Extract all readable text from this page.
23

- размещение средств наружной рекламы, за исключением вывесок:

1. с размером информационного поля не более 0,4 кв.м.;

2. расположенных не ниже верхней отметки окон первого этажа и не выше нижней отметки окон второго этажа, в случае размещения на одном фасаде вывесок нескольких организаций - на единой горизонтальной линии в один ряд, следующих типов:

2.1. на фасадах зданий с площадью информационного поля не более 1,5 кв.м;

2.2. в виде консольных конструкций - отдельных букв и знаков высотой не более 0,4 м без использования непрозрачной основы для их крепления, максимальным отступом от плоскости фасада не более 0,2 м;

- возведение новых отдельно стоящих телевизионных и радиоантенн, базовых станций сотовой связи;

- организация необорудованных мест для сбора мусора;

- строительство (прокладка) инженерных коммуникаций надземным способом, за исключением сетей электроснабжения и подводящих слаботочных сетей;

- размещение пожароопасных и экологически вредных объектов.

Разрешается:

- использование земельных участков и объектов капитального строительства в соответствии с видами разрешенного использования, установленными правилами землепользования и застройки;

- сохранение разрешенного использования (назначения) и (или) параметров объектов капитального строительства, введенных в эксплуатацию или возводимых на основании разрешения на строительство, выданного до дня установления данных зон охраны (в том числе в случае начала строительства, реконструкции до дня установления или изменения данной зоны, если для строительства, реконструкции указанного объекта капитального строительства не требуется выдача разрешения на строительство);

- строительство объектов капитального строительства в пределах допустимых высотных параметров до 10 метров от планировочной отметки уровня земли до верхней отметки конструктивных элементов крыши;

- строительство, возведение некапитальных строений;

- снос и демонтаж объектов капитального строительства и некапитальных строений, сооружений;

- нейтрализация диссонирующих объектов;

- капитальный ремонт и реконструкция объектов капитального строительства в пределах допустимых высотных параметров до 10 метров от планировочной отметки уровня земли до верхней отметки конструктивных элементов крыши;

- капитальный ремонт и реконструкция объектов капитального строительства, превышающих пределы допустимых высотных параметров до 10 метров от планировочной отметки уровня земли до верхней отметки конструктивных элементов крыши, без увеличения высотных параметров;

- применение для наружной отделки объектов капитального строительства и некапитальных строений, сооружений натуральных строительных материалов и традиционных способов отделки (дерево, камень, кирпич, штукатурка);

* * *

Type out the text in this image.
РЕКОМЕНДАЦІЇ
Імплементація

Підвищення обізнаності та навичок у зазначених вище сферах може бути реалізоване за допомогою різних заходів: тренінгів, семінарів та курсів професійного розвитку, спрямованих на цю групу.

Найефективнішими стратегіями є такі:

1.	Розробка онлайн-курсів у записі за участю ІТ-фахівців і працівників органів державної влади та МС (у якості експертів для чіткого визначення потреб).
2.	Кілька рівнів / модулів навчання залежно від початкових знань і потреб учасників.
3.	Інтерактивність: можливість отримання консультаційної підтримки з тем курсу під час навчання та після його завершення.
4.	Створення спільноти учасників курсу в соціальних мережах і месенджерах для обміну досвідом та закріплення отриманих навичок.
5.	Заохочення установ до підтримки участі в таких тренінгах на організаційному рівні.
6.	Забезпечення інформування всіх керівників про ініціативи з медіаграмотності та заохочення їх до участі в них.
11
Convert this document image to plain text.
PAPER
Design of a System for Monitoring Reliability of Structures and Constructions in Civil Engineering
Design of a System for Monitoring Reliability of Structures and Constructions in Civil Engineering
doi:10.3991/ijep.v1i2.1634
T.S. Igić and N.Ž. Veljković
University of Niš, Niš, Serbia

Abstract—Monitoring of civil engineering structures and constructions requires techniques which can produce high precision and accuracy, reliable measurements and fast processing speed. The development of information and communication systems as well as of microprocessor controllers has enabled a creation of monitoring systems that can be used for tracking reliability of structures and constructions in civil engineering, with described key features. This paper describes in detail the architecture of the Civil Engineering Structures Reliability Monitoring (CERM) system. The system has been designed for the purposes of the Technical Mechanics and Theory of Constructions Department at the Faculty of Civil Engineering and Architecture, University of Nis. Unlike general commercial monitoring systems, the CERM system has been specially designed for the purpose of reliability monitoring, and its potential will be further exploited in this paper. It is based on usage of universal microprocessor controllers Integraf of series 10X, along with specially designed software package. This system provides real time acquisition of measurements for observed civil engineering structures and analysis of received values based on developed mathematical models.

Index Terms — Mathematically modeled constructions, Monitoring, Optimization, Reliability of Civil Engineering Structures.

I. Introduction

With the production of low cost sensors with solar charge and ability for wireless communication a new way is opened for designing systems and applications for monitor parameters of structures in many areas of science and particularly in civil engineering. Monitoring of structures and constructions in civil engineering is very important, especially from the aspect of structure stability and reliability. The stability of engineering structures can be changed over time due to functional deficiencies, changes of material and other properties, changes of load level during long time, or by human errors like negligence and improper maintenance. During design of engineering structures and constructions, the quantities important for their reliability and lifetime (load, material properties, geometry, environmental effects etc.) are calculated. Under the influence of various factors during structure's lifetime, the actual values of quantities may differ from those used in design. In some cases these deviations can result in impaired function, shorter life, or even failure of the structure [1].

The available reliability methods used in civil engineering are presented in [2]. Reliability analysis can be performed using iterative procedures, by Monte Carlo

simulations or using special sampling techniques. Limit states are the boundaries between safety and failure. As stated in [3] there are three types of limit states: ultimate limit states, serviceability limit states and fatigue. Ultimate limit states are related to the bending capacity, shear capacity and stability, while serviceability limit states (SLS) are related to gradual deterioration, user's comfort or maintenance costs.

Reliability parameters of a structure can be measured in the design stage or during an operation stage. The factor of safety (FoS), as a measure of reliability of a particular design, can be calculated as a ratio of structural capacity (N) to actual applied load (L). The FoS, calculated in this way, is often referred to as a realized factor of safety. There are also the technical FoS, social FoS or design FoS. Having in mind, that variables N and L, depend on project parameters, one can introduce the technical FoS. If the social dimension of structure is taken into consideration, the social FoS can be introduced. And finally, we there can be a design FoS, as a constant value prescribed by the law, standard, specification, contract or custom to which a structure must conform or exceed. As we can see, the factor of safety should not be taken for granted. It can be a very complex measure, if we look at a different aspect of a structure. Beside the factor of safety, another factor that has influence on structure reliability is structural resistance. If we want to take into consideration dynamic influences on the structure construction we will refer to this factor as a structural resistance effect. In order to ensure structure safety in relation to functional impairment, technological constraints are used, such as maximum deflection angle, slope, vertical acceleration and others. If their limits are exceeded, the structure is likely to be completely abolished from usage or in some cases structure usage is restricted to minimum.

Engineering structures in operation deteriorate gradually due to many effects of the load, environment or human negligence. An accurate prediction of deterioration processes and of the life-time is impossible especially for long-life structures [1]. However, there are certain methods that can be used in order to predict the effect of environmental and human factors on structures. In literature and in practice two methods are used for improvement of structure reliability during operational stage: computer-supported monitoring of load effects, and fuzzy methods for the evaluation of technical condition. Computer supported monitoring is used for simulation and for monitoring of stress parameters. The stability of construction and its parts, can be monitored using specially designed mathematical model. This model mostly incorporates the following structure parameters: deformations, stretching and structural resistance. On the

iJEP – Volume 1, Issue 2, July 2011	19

Task prompt:
The lines to collect are those holding the string "курсів"; copy them all.

The response:
Підвищення обізнаності та навичок у зазначених вище сферах може бути реалізоване за допомогою різних заходів: тренінгів, семінарів та курсів професійного розвитку, спрямованих на цю групу.
1.	Розробка онлайн-курсів у записі за участю ІТ-фахівців і працівників органів державної влади та МС (у якості експертів для чіткого визначення потреб).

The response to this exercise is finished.